• **Exercise description**
Go through the listing and return every line with "уведомлений" in it.

▼▼▼

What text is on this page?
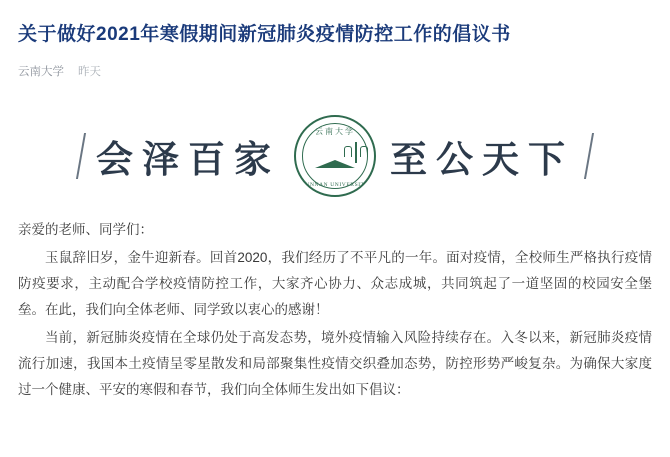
关于做好2021年寒假期间新冠肺炎疫情防控工作的倡议书
云南大学 昨天
会泽百家
云南大学
YUNNAN UNIVERSITY
至公天下

亲爱的老师、同学们：

玉鼠辞旧岁，金牛迎新春。回首2020，我们经历了不平凡的一年。面对疫情，全校师生严格执行疫情防疫要求，主动配合学校疫情防控工作，大家齐心协力、众志成城，共同筑起了一道坚固的校园安全堡垒。在此，我们向全体老师、同学致以衷心的感谢！

当前，新冠肺炎疫情在全球仍处于高发态势，境外疫情输入风险持续存在。入冬以来，新冠肺炎疫情流行加速，我国本土疫情呈零星散发和局部聚集性疫情交织叠加态势，防控形势严峻复杂。为确保大家度过一个健康、平安的寒假和春节，我们向全体师生发出如下倡议：
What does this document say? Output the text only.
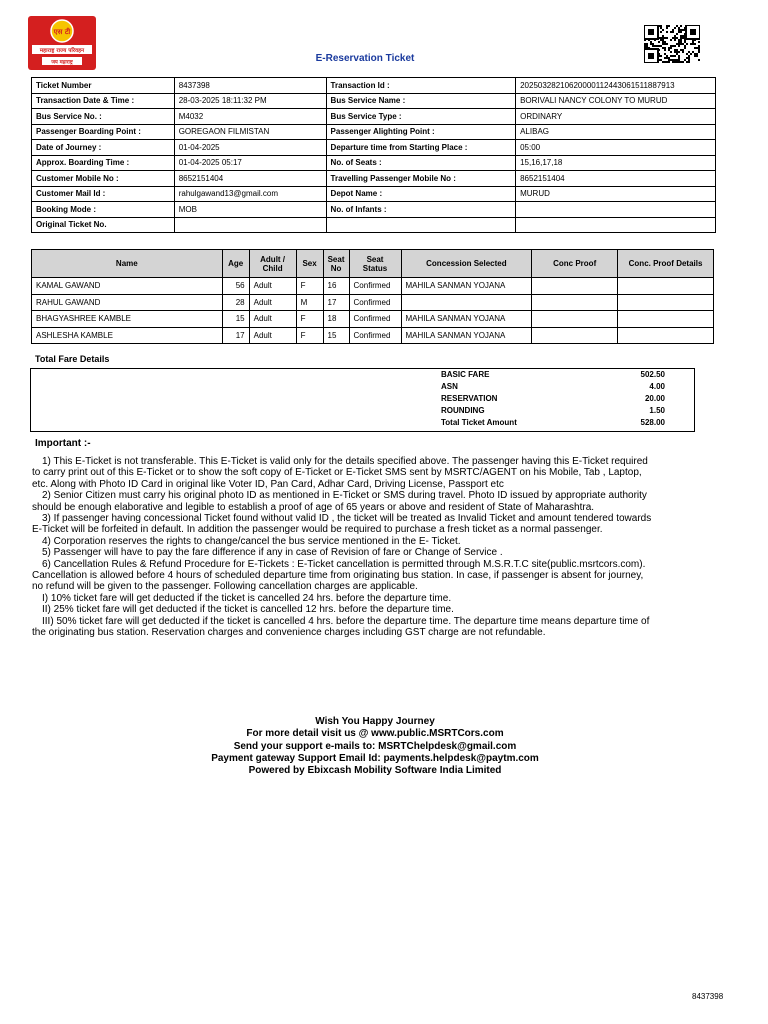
एस टी
महाराष्ट्र राज्य परिवहन
जय महाराष्ट्र	E-Reservation Ticket
Ticket Number	8437398	Transaction Id :	20250328210620000112443061511887913
Transaction Date & Time :	28-03-2025 18:11:32 PM	Bus Service Name :	BORIVALI NANCY COLONY TO MURUD
Bus Service No. :	M4032	Bus Service Type :	ORDINARY
Passenger Boarding Point :	GOREGAON FILMISTAN	Passenger Alighting Point :	ALIBAG
Date of Journey :	01-04-2025	Departure time from Starting Place :	05:00
Approx. Boarding Time :	01-04-2025 05:17	No. of Seats :	15,16,17,18
Customer Mobile No :	8652151404	Travelling Passenger Mobile No :	8652151404
Customer Mail Id :	rahulgawand13@gmail.com	Depot Name :	MURUD
Booking Mode :	MOB	No. of Infants :	
Original Ticket No.			
Name	Age	Adult / Child	Sex	Seat No	Seat Status	Concession Selected	Conc Proof	Conc. Proof Details
KAMAL GAWAND	56	Adult	F	16	Confirmed	MAHILA SANMAN YOJANA		
RAHUL GAWAND	28	Adult	M	17	Confirmed			
BHAGYASHREE KAMBLE	15	Adult	F	18	Confirmed	MAHILA SANMAN YOJANA		
ASHLESHA KAMBLE	17	Adult	F	15	Confirmed	MAHILA SANMAN YOJANA		
Total Fare Details
BASIC FARE	502.50
ASN	4.00
RESERVATION	20.00
ROUNDING	1.50
Total Ticket Amount	528.00
Important :-

1) This E-Ticket is not transferable. This E-Ticket is valid only for the details specified above. The passenger having this E-Ticket required to carry print out of this E-Ticket or to show the soft copy of E-Ticket or E-Ticket SMS sent by MSRTC/AGENT on his Mobile, Tab , Laptop, etc. Along with Photo ID Card in original like Voter ID, Pan Card, Adhar Card, Driving License, Passport etc

2) Senior Citizen must carry his original photo ID as mentioned in E-Ticket or SMS during travel. Photo ID issued by appropriate authority should be enough elaborative and legible to establish a proof of age of 65 years or above and resident of State of Maharashtra.

3) If passenger having concessional Ticket found without valid ID , the ticket will be treated as Invalid Ticket and amount tendered towards E-Ticket will be forfeited in default. In addition the passenger would be required to purchase a fresh ticket as a normal passenger.

4) Corporation reserves the rights to change/cancel the bus service mentioned in the E- Ticket.

5) Passenger will have to pay the fare difference if any in case of Revision of fare or Change of Service .

6) Cancellation Rules & Refund Procedure for E-Tickets : E-Ticket cancellation is permitted through M.S.R.T.C site(public.msrtcors.com). Cancellation is allowed before 4 hours of scheduled departure time from originating bus station. In case, if passenger is absent for journey, no refund will be given to the passenger. Following cancellation charges are applicable.

I) 10% ticket fare will get deducted if the ticket is cancelled 24 hrs. before the departure time.

II) 25% ticket fare will get deducted if the ticket is cancelled 12 hrs. before the departure time.

III) 50% ticket fare will get deducted if the ticket is cancelled 4 hrs. before the departure time. The departure time means departure time of the originating bus station. Reservation charges and convenience charges including GST charge are not refundable.

Wish You Happy Journey
For more detail visit us @ www.public.MSRTCors.com
Send your support e-mails to: MSRTChelpdesk@gmail.com
Payment gateway Support Email Id: payments.helpdesk@paytm.com
Powered by Ebixcash Mobility Software India Limited
8437398
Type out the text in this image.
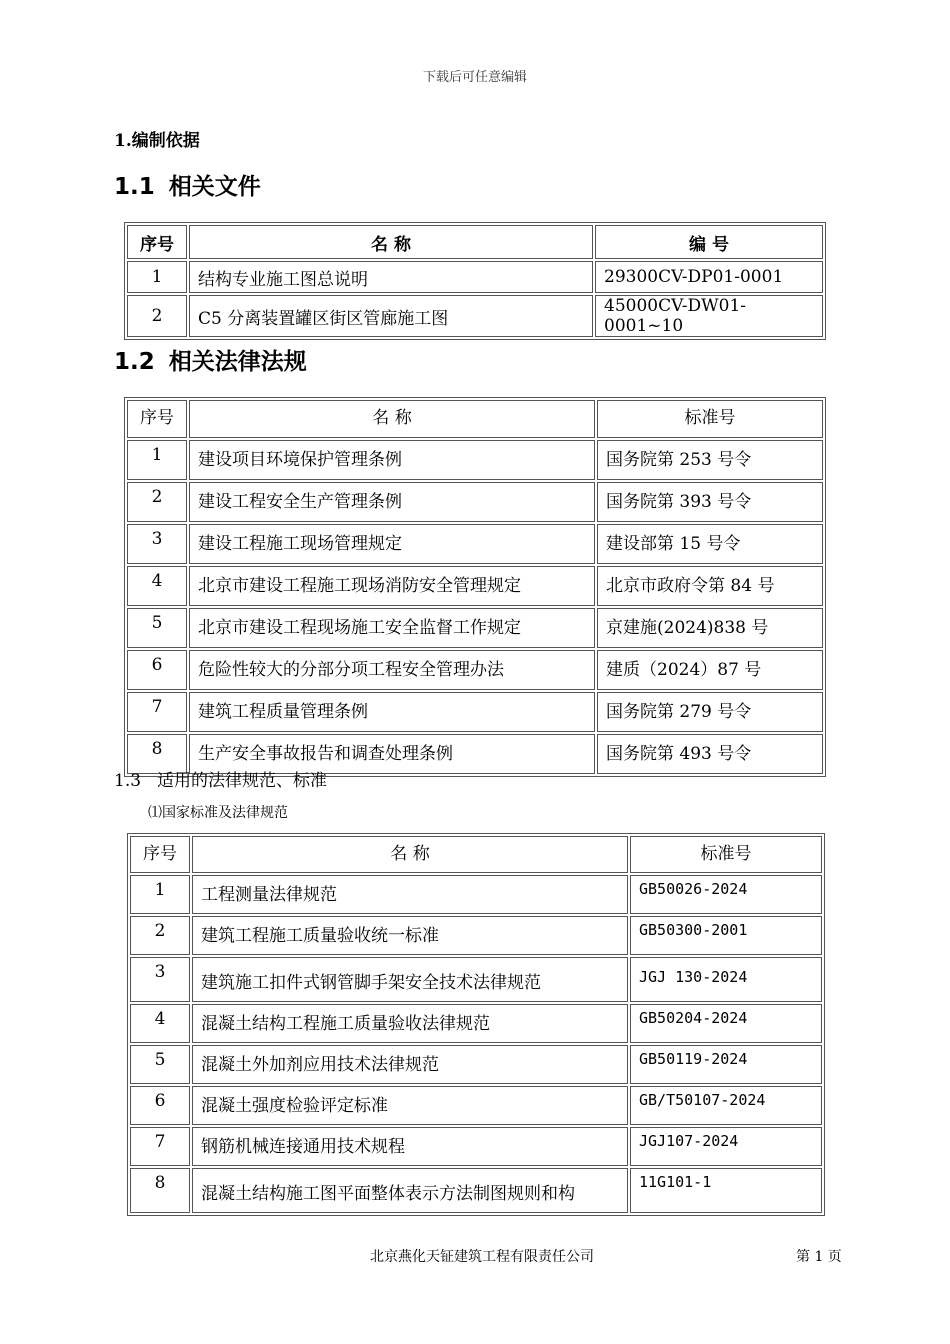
下载后可任意编辑
1.编制依据
1.1 相关文件
序号	名 称	编 号
1	结构专业施工图总说明	29300CV-DP01-0001
2	C5 分离装置罐区街区管廊施工图	45000CV-DW01-0001~10
1.2 相关法律法规
序号	名 称	标准号
1	建设项目环境保护管理条例	国务院第 253 号令
2	建设工程安全生产管理条例	国务院第 393 号令
3	建设工程施工现场管理规定	建设部第 15 号令
4	北京市建设工程施工现场消防安全管理规定	北京市政府令第 84 号
5	北京市建设工程现场施工安全监督工作规定	京建施(2024)838 号
6	危险性较大的分部分项工程安全管理办法	建质（2024）87 号
7	建筑工程质量管理条例	国务院第 279 号令
8	生产安全事故报告和调查处理条例	国务院第 493 号令
1.3 适用的法律规范、标准
⑴国家标准及法律规范
序号	名 称	标准号
1	工程测量法律规范	GB50026-2024
2	建筑工程施工质量验收统一标准	GB50300-2001
3	建筑施工扣件式钢管脚手架安全技术法律规范	JGJ 130-2024
4	混凝土结构工程施工质量验收法律规范	GB50204-2024
5	混凝土外加剂应用技术法律规范	GB50119-2024
6	混凝土强度检验评定标准	GB/T50107-2024
7	钢筋机械连接通用技术规程	JGJ107-2024
8	混凝土结构施工图平面整体表示方法制图规则和构	11G101-1
北京燕化天钲建筑工程有限责任公司	第 1 页
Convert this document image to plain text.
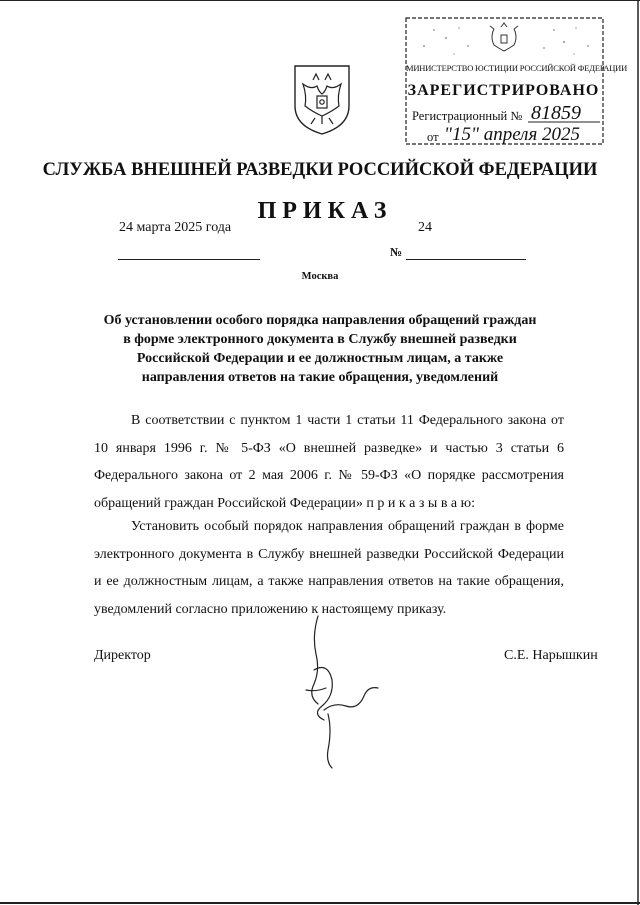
МИНИСТЕРСТВО ЮСТИЦИИ РОССИЙСКОЙ ФЕДЕРАЦИИ
ЗАРЕГИСТРИРОВАНО
Регистрационный № 81859
от "15" апреля 2025
СЛУЖБА ВНЕШНЕЙ РАЗВЕДКИ РОССИЙСКОЙ ФЕДЕРАЦИИ
ПРИКАЗ
24 марта 2025 года	24
№
Москва
Об установлении особого порядка направления обращений граждан в форме электронного документа в Службу внешней разведки Российской Федерации и ее должностным лицам, а также направления ответов на такие обращения, уведомлений
В соответствии с пунктом 1 части 1 статьи 11 Федерального закона от 10 января 1996 г. № 5-ФЗ «О внешней разведке» и частью 3 статьи 6 Федерального закона от 2 мая 2006 г. № 59-ФЗ «О порядке рассмотрения обращений граждан Российской Федерации» п р и к а з ы в а ю:
Установить особый порядок направления обращений граждан в форме электронного документа в Службу внешней разведки Российской Федерации и ее должностным лицам, а также направления ответов на такие обращения, уведомлений согласно приложению к настоящему приказу.
Директор	С.Е. Нарышкин
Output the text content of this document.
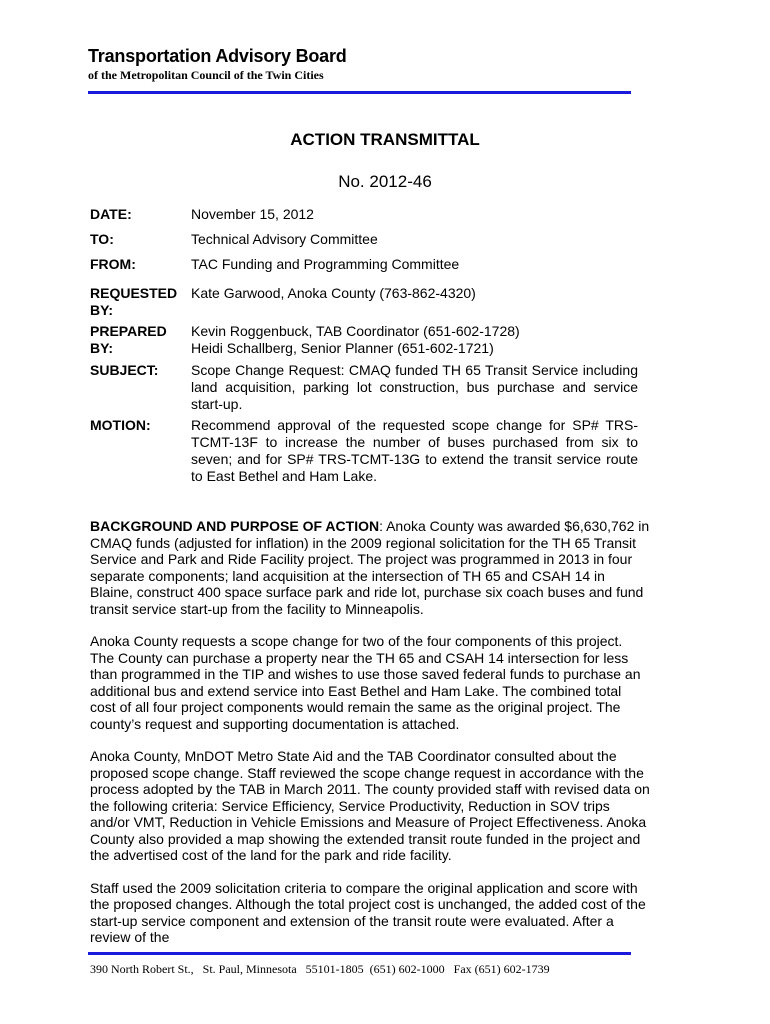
Transportation Advisory Board
of the Metropolitan Council of the Twin Cities
ACTION TRANSMITTAL
No. 2012-46
DATE:	November 15, 2012
TO:	Technical Advisory Committee
FROM:	TAC Funding and Programming Committee
REQUESTED
BY:
Kate Garwood, Anoka County (763-862-4320)
PREPARED
BY:
Kevin Roggenbuck, TAB Coordinator (651-602-1728)
Heidi Schallberg, Senior Planner (651-602-1721)
SUBJECT:	Scope Change Request: CMAQ funded TH 65 Transit Service including land acquisition, parking lot construction, bus purchase and service start-up.
MOTION:	Recommend approval of the requested scope change for SP# TRS-TCMT-13F to increase the number of buses purchased from six to seven; and for SP# TRS-TCMT-13G to extend the transit service route to East Bethel and Ham Lake.

BACKGROUND AND PURPOSE OF ACTION: Anoka County was awarded $6,630,762 in CMAQ funds (adjusted for inflation) in the 2009 regional solicitation for the TH 65 Transit Service and Park and Ride Facility project. The project was programmed in 2013 in four separate components; land acquisition at the intersection of TH 65 and CSAH 14 in Blaine, construct 400 space surface park and ride lot, purchase six coach buses and fund transit service start-up from the facility to Minneapolis.

Anoka County requests a scope change for two of the four components of this project. The County can purchase a property near the TH 65 and CSAH 14 intersection for less than programmed in the TIP and wishes to use those saved federal funds to purchase an additional bus and extend service into East Bethel and Ham Lake. The combined total cost of all four project components would remain the same as the original project. The county’s request and supporting documentation is attached.

Anoka County, MnDOT Metro State Aid and the TAB Coordinator consulted about the proposed scope change. Staff reviewed the scope change request in accordance with the process adopted by the TAB in March 2011. The county provided staff with revised data on the following criteria: Service Efficiency, Service Productivity, Reduction in SOV trips and/or VMT, Reduction in Vehicle Emissions and Measure of Project Effectiveness. Anoka County also provided a map showing the extended transit route funded in the project and the advertised cost of the land for the park and ride facility.

Staff used the 2009 solicitation criteria to compare the original application and score with the proposed changes. Although the total project cost is unchanged, the added cost of the start-up service component and extension of the transit route were evaluated. After a review of the

390 North Robert St.,   St. Paul, Minnesota   55101-1805  (651) 602-1000   Fax (651) 602-1739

▲▲▲

• **Solution**
Об установлении особого порядка направления обращений граждан в форме электронного документа в Службу внешней разведки Российской Федерации и ее должностным лицам, а также направления ответов на такие обращения, уведомлений
Установить особый порядок направления обращений граждан в форме электронного документа в Службу внешней разведки Российской Федерации и ее должностным лицам, а также направления ответов на такие обращения, уведомлений согласно приложению к настоящему приказу.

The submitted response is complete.